**Exercise aim:**
Write out every entry word for word.

Data records:
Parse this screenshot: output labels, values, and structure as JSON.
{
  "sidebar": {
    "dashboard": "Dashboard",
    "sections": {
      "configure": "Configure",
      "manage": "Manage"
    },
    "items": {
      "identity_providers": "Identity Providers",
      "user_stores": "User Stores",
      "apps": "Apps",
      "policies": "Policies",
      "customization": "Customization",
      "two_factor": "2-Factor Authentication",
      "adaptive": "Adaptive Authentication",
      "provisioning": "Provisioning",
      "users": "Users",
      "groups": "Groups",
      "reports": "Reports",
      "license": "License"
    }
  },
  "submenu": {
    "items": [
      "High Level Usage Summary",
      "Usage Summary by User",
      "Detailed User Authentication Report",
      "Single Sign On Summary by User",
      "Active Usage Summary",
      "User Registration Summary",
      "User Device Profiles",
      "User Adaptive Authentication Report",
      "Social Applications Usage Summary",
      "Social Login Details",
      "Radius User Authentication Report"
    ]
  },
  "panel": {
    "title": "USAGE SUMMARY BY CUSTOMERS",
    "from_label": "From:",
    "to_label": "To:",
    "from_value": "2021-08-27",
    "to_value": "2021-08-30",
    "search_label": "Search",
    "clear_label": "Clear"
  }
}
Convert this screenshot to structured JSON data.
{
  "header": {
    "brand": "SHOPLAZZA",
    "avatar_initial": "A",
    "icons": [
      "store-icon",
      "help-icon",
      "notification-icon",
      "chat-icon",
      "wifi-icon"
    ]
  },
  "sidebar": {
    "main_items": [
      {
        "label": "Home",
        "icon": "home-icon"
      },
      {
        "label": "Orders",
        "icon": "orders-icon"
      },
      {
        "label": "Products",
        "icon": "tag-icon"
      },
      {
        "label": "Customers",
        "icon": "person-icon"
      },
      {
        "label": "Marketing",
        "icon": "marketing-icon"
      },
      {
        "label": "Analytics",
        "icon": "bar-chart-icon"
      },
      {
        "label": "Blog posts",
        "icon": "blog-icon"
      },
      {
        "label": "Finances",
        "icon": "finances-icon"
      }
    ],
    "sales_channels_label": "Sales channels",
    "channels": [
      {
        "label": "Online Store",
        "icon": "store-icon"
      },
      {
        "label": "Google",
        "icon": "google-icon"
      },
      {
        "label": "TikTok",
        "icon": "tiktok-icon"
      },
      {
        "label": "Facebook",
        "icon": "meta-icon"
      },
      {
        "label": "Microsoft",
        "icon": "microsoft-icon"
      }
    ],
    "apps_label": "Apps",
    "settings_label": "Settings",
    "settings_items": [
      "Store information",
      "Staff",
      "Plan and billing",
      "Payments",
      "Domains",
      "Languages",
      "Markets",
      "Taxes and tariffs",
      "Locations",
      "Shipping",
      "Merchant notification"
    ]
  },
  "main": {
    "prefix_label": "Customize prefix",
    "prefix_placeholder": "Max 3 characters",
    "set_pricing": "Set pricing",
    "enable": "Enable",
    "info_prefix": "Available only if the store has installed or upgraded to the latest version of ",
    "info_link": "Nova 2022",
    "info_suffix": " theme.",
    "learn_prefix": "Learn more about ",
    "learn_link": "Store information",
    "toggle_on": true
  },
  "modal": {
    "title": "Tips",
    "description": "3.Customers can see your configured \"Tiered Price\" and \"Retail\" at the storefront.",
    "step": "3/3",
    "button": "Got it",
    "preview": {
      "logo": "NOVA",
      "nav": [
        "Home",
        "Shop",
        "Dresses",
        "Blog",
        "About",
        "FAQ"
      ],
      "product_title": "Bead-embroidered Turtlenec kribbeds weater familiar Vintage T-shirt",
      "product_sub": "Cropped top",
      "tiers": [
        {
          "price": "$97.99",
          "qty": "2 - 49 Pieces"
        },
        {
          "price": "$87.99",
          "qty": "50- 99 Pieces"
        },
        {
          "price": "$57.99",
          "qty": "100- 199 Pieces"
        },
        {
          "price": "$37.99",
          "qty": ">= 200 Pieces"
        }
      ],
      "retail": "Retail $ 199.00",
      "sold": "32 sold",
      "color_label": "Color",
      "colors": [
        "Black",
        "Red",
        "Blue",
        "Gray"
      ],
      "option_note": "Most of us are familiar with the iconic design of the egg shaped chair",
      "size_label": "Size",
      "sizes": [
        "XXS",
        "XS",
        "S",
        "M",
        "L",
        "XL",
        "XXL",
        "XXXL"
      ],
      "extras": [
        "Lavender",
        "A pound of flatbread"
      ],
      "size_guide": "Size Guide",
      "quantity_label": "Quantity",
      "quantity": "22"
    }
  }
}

**Answer below:**
Parse this screenshot: output labels, values, and structure as JSON.
{
  "sidebar": {
    "dashboard": "Dashboard",
    "sections": {
      "configure": "Configure",
      "manage": "Manage"
    },
    "items": {
      "identity_providers": "Identity Providers",
      "user_stores": "User Stores",
      "apps": "Apps",
      "policies": "Policies",
      "customization": "Customization",
      "two_factor": "2-Factor Authentication",
      "adaptive": "Adaptive Authentication",
      "provisioning": "Provisioning",
      "users": "Users",
      "groups": "Groups",
      "reports": "Reports",
      "license": "License"
    }
  },
  "submenu": {
    "items": [
      "High Level Usage Summary",
      "Usage Summary by User",
      "Detailed User Authentication Report",
      "Single Sign On Summary by User",
      "Active Usage Summary",
      "User Registration Summary",
      "User Device Profiles",
      "User Adaptive Authentication Report",
      "Social Applications Usage Summary",
      "Social Login Details",
      "Radius User Authentication Report"
    ]
  },
  "panel": {
    "title": "USAGE SUMMARY BY CUSTOMERS",
    "from_label": "From:",
    "to_label": "To:",
    "from_value": "2021-08-27",
    "to_value": "2021-08-30",
    "search_label": "Search",
    "clear_label": "Clear"
  }
}
Convert this screenshot to structured JSON data.
{
  "header": {
    "brand": "SHOPLAZZA",
    "avatar_initial": "A",
    "icons": [
      "store-icon",
      "help-icon",
      "notification-icon",
      "chat-icon",
      "wifi-icon"
    ]
  },
  "sidebar": {
    "main_items": [
      {
        "label": "Home",
        "icon": "home-icon"
      },
      {
        "label": "Orders",
        "icon": "orders-icon"
      },
      {
        "label": "Products",
        "icon": "tag-icon"
      },
      {
        "label": "Customers",
        "icon": "person-icon"
      },
      {
        "label": "Marketing",
        "icon": "marketing-icon"
      },
      {
        "label": "Analytics",
        "icon": "bar-chart-icon"
      },
      {
        "label": "Blog posts",
        "icon": "blog-icon"
      },
      {
        "label": "Finances",
        "icon": "finances-icon"
      }
    ],
    "sales_channels_label": "Sales channels",
    "channels": [
      {
        "label": "Online Store",
        "icon": "store-icon"
      },
      {
        "label": "Google",
        "icon": "google-icon"
      },
      {
        "label": "TikTok",
        "icon": "tiktok-icon"
      },
      {
        "label": "Facebook",
        "icon": "meta-icon"
      },
      {
        "label": "Microsoft",
        "icon": "microsoft-icon"
      }
    ],
    "apps_label": "Apps",
    "settings_label": "Settings",
    "settings_items": [
      "Store information",
      "Staff",
      "Plan and billing",
      "Payments",
      "Domains",
      "Languages",
      "Markets",
      "Taxes and tariffs",
      "Locations",
      "Shipping",
      "Merchant notification"
    ]
  },
  "main": {
    "prefix_label": "Customize prefix",
    "prefix_placeholder": "Max 3 characters",
    "set_pricing": "Set pricing",
    "enable": "Enable",
    "info_prefix": "Available only if the store has installed or upgraded to the latest version of ",
    "info_link": "Nova 2022",
    "info_suffix": " theme.",
    "learn_prefix": "Learn more about ",
    "learn_link": "Store information",
    "toggle_on": true
  },
  "modal": {
    "title": "Tips",
    "description": "3.Customers can see your configured \"Tiered Price\" and \"Retail\" at the storefront.",
    "step": "3/3",
    "button": "Got it",
    "preview": {
      "logo": "NOVA",
      "nav": [
        "Home",
        "Shop",
        "Dresses",
        "Blog",
        "About",
        "FAQ"
      ],
      "product_title": "Bead-embroidered Turtlenec kribbeds weater familiar Vintage T-shirt",
      "product_sub": "Cropped top",
      "tiers": [
        {
          "price": "$97.99",
          "qty": "2 - 49 Pieces"
        },
        {
          "price": "$87.99",
          "qty": "50- 99 Pieces"
        },
        {
          "price": "$57.99",
          "qty": "100- 199 Pieces"
        },
        {
          "price": "$37.99",
          "qty": ">= 200 Pieces"
        }
      ],
      "retail": "Retail $ 199.00",
      "sold": "32 sold",
      "color_label": "Color",
      "colors": [
        "Black",
        "Red",
        "Blue",
        "Gray"
      ],
      "option_note": "Most of us are familiar with the iconic design of the egg shaped chair",
      "size_label": "Size",
      "sizes": [
        "XXS",
        "XS",
        "S",
        "M",
        "L",
        "XL",
        "XXL",
        "XXXL"
      ],
      "extras": [
        "Lavender",
        "A pound of flatbread"
      ],
      "size_guide": "Size Guide",
      "quantity_label": "Quantity",
      "quantity": "22"
    }
  }
}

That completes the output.